Entries:
** Begin **

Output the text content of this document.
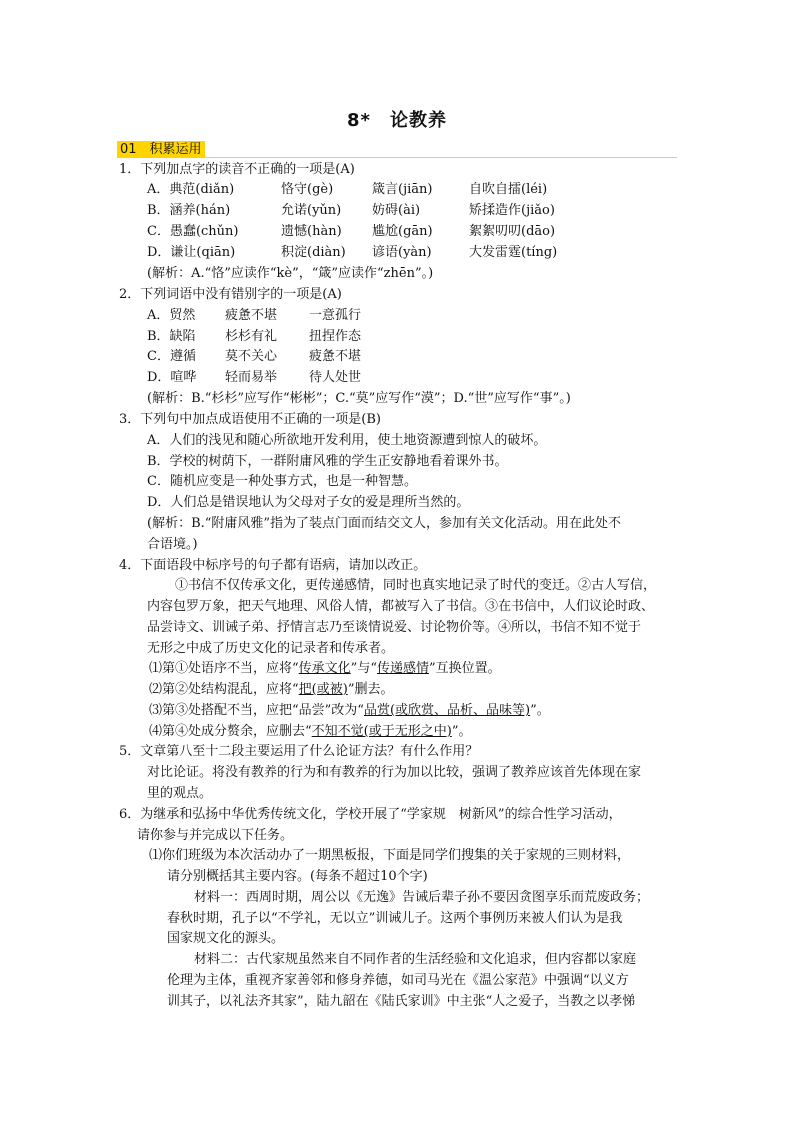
8*　论教养
01　积累运用
1．下列加点字的读音不正确的一项是(A)
A．典范(diǎn)	恪守(gè)	箴言(jiān)	自吹自擂(léi)
B．涵养(hán)	允诺(yǔn) 妨碍(ài)	矫揉造作(jiǎo)
C．愚蠢(chǔn)	遗憾(hàn) 尴尬(gān)	絮絮叨叨(dāo)
D．谦让(qiān)	积淀(diàn) 谚语(yàn)	大发雷霆(tíng)
(解析：A.“恪”应读作“kè”，“箴”应读作“zhēn”。)
2．下列词语中没有错别字的一项是(A)
A．贸然 疲惫不堪 一意孤行
B．缺陷 杉杉有礼 扭捏作态
C．遵循 莫不关心 疲惫不堪
D．喧哗 轻而易举 待人处世
(解析：B.“杉杉”应写作“彬彬”；C.“莫”应写作“漠”；D.“世”应写作“事”。)
3．下列句中加点成语使用不正确的一项是(B)
A．人们的浅见和随心所欲地开发利用，使土地资源遭到惊人的破坏。
B．学校的树荫下，一群附庸风雅的学生正安静地看着课外书。
C．随机应变是一种处事方式，也是一种智慧。
D．人们总是错误地认为父母对子女的爱是理所当然的。
(解析：B.“附庸风雅”指为了装点门面而结交文人，参加有关文化活动。用在此处不
合语境。)
4．下面语段中标序号的句子都有语病，请加以改正。
①书信不仅传承文化，更传递感情，同时也真实地记录了时代的变迁。②古人写信，
内容包罗万象，把天气地理、风俗人情，都被写入了书信。③在书信中，人们议论时政、
品尝诗文、训诫子弟、抒情言志乃至谈情说爱、讨论物价等。④所以，书信不知不觉于
无形之中成了历史文化的记录者和传承者。
⑴第①处语序不当，应将“传承文化”与“传递感情”互换位置。
⑵第②处结构混乱，应将“把(或被)”删去。
⑶第③处搭配不当，应把“品尝”改为“品赏(或欣赏、品析、品味等)”。
⑷第④处成分赘余，应删去“不知不觉(或于无形之中)”。
5．文章第八至十二段主要运用了什么论证方法？有什么作用？
对比论证。将没有教养的行为和有教养的行为加以比较，强调了教养应该首先体现在家
里的观点。
6．为继承和弘扬中华优秀传统文化，学校开展了“学家规　树新风”的综合性学习活动，
请你参与并完成以下任务。
⑴你们班级为本次活动办了一期黑板报，下面是同学们搜集的关于家规的三则材料，
请分别概括其主要内容。(每条不超过10个字)
材料一：西周时期，周公以《无逸》告诫后辈子孙不要因贪图享乐而荒废政务；
春秋时期，孔子以“不学礼，无以立”训诫儿子。这两个事例历来被人们认为是我
国家规文化的源头。
材料二：古代家规虽然来自不同作者的生活经验和文化追求，但内容都以家庭
伦理为主体，重视齐家善邻和修身养德，如司马光在《温公家范》中强调“以义方
训其子，以礼法齐其家”，陆九韶在《陆氏家训》中主张“人之爱子，当教之以孝悌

** End **

Task to carry out:
Using the data above, print every line exactly, omitting pictures.

Problem solution:
Output the text content of this document.
8*　论教养
01　积累运用
1．下列加点字的读音不正确的一项是(A)
A．典范(diǎn)	恪守(gè)	箴言(jiān)	自吹自擂(léi)
B．涵养(hán)	允诺(yǔn) 妨碍(ài)	矫揉造作(jiǎo)
C．愚蠢(chǔn)	遗憾(hàn) 尴尬(gān)	絮絮叨叨(dāo)
D．谦让(qiān)	积淀(diàn) 谚语(yàn)	大发雷霆(tíng)
(解析：A.“恪”应读作“kè”，“箴”应读作“zhēn”。)
2．下列词语中没有错别字的一项是(A)
A．贸然 疲惫不堪 一意孤行
B．缺陷 杉杉有礼 扭捏作态
C．遵循 莫不关心 疲惫不堪
D．喧哗 轻而易举 待人处世
(解析：B.“杉杉”应写作“彬彬”；C.“莫”应写作“漠”；D.“世”应写作“事”。)
3．下列句中加点成语使用不正确的一项是(B)
A．人们的浅见和随心所欲地开发利用，使土地资源遭到惊人的破坏。
B．学校的树荫下，一群附庸风雅的学生正安静地看着课外书。
C．随机应变是一种处事方式，也是一种智慧。
D．人们总是错误地认为父母对子女的爱是理所当然的。
(解析：B.“附庸风雅”指为了装点门面而结交文人，参加有关文化活动。用在此处不
合语境。)
4．下面语段中标序号的句子都有语病，请加以改正。
①书信不仅传承文化，更传递感情，同时也真实地记录了时代的变迁。②古人写信，
内容包罗万象，把天气地理、风俗人情，都被写入了书信。③在书信中，人们议论时政、
品尝诗文、训诫子弟、抒情言志乃至谈情说爱、讨论物价等。④所以，书信不知不觉于
无形之中成了历史文化的记录者和传承者。
⑴第①处语序不当，应将“传承文化”与“传递感情”互换位置。
⑵第②处结构混乱，应将“把(或被)”删去。
⑶第③处搭配不当，应把“品尝”改为“品赏(或欣赏、品析、品味等)”。
⑷第④处成分赘余，应删去“不知不觉(或于无形之中)”。
5．文章第八至十二段主要运用了什么论证方法？有什么作用？
对比论证。将没有教养的行为和有教养的行为加以比较，强调了教养应该首先体现在家
里的观点。
6．为继承和弘扬中华优秀传统文化，学校开展了“学家规　树新风”的综合性学习活动，
请你参与并完成以下任务。
⑴你们班级为本次活动办了一期黑板报，下面是同学们搜集的关于家规的三则材料，
请分别概括其主要内容。(每条不超过10个字)
材料一：西周时期，周公以《无逸》告诫后辈子孙不要因贪图享乐而荒废政务；
春秋时期，孔子以“不学礼，无以立”训诫儿子。这两个事例历来被人们认为是我
国家规文化的源头。
材料二：古代家规虽然来自不同作者的生活经验和文化追求，但内容都以家庭
伦理为主体，重视齐家善邻和修身养德，如司马光在《温公家范》中强调“以义方
训其子，以礼法齐其家”，陆九韶在《陆氏家训》中主张“人之爱子，当教之以孝悌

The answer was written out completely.